* **Problem statement**
Pick out each line in these entries that contains the string "مقدار".

Figure content listings
>> START

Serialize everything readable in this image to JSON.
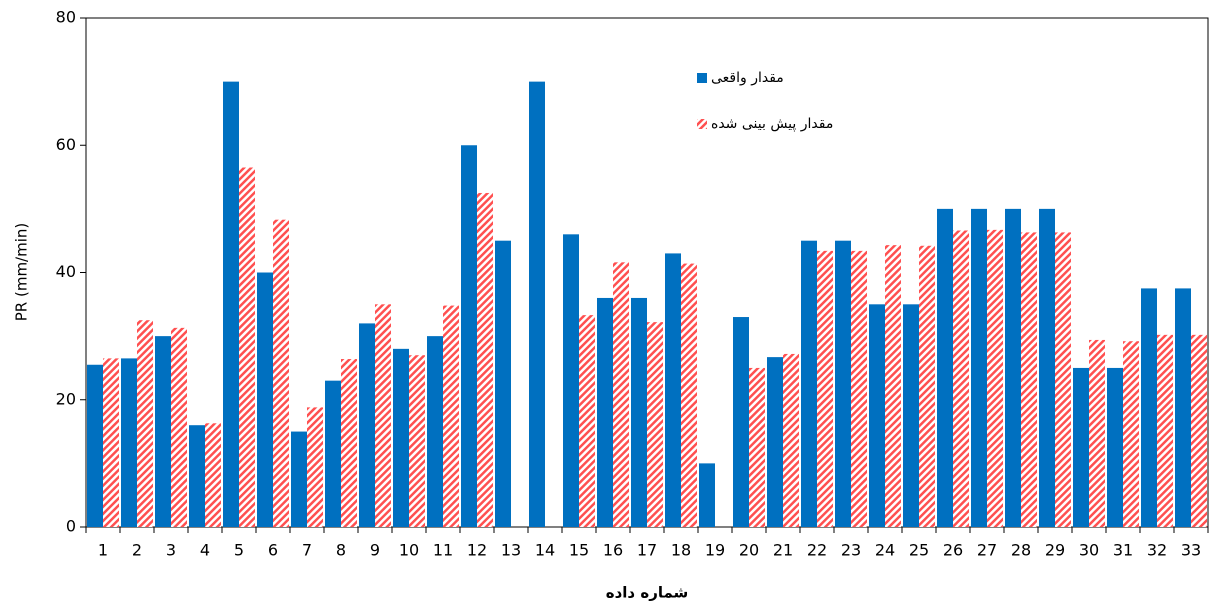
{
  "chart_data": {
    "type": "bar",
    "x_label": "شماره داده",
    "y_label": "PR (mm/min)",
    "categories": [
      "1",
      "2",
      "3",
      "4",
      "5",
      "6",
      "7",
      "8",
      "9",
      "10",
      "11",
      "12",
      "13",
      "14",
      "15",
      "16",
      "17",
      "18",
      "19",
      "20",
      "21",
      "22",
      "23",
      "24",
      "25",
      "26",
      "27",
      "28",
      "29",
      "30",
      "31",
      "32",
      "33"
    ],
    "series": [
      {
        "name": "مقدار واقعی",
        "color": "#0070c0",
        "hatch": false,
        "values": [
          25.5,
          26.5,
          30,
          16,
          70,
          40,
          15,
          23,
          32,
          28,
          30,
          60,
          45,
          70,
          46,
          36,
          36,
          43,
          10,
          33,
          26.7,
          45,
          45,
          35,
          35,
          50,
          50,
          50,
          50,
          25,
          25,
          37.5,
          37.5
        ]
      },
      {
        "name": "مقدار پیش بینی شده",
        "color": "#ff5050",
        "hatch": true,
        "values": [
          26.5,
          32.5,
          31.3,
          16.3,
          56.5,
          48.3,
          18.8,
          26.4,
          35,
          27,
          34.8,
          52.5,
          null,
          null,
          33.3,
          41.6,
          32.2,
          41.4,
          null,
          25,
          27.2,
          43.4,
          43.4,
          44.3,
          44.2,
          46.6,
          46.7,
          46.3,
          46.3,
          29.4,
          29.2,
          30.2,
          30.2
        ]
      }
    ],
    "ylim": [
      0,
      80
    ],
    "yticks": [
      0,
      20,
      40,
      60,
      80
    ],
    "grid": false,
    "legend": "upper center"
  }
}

>> END
>> START

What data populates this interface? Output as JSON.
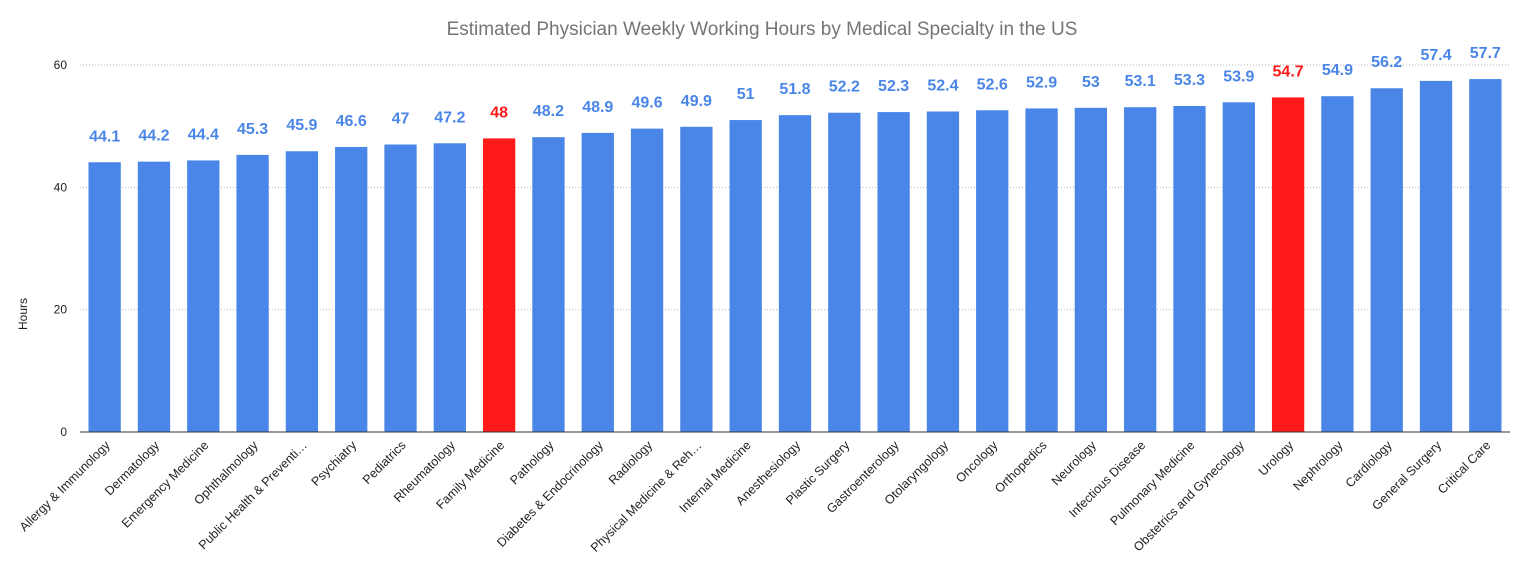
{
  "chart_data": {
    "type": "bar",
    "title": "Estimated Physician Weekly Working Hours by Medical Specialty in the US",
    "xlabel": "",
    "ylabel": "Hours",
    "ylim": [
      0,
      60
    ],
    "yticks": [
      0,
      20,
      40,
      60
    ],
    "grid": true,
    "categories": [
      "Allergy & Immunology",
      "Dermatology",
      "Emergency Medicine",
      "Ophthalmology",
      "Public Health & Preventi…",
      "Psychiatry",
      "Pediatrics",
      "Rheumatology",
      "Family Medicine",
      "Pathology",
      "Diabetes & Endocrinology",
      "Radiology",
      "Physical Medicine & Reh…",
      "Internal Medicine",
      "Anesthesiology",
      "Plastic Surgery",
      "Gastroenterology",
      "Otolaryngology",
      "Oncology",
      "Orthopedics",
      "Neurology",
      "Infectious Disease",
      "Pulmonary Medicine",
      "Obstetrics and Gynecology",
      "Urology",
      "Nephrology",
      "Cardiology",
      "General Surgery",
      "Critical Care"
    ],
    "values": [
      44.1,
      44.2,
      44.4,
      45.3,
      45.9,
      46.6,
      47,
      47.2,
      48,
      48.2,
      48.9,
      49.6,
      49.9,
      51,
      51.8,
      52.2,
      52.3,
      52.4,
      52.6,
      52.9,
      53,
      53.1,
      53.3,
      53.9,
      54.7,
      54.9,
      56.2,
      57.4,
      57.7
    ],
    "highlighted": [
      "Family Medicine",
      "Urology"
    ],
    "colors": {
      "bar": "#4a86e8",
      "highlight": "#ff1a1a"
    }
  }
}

>> END

* **Written solution**
        "name": "مقدار واقعی",
        "name": "مقدار پیش بینی شده",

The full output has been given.